(Stored data)

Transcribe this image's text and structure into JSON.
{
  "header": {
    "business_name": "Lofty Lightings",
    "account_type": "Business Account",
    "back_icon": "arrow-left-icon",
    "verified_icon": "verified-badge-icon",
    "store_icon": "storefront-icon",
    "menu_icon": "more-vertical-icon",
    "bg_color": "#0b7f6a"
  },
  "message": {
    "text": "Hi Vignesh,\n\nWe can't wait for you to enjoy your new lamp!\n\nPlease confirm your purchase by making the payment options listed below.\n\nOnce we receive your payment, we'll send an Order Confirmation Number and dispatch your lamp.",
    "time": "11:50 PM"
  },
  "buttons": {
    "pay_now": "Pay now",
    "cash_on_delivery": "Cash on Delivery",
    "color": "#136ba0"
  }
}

==

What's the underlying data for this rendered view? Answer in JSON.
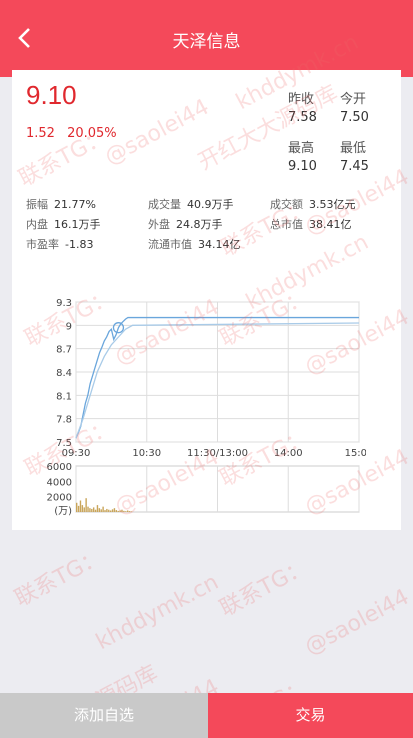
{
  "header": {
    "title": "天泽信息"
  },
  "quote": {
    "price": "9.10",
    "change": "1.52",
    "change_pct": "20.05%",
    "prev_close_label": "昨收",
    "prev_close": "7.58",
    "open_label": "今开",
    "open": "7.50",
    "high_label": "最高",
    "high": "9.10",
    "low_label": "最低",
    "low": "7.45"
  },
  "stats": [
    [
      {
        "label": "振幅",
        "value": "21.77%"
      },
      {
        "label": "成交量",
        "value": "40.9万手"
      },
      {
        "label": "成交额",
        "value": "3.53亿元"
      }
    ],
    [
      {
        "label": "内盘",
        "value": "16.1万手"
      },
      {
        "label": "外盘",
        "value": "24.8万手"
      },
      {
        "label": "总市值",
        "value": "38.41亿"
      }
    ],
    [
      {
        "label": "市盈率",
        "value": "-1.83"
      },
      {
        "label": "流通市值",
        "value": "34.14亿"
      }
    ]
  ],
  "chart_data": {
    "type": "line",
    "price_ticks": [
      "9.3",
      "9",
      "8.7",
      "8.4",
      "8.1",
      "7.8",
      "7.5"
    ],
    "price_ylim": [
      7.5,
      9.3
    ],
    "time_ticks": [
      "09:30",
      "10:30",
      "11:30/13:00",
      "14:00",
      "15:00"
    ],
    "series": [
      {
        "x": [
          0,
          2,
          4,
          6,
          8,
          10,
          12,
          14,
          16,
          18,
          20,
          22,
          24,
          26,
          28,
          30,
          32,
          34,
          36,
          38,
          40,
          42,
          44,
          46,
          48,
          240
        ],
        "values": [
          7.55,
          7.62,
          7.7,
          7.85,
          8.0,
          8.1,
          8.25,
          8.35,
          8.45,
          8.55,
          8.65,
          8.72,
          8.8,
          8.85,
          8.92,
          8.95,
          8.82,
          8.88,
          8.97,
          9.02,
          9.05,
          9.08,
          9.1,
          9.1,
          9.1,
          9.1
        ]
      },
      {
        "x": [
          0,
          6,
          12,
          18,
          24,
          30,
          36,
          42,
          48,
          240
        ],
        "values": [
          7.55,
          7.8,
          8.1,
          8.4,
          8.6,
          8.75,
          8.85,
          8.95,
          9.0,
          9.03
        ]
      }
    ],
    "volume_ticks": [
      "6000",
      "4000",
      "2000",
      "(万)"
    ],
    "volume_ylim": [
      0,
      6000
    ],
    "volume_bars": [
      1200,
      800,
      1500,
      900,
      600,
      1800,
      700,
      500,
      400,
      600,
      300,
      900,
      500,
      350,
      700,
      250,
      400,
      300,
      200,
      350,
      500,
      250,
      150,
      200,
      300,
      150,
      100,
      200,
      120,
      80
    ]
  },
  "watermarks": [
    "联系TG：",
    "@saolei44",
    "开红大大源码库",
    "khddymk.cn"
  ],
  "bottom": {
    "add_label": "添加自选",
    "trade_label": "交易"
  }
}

**PROMPT:**
In the material above, find the lines that contain "this" and show them.

**SOLUTION TO THE EXERCISE:**
Transcribe this image's text and structure into JSON.
What's the underlying data for this rendered view? Answer in JSON.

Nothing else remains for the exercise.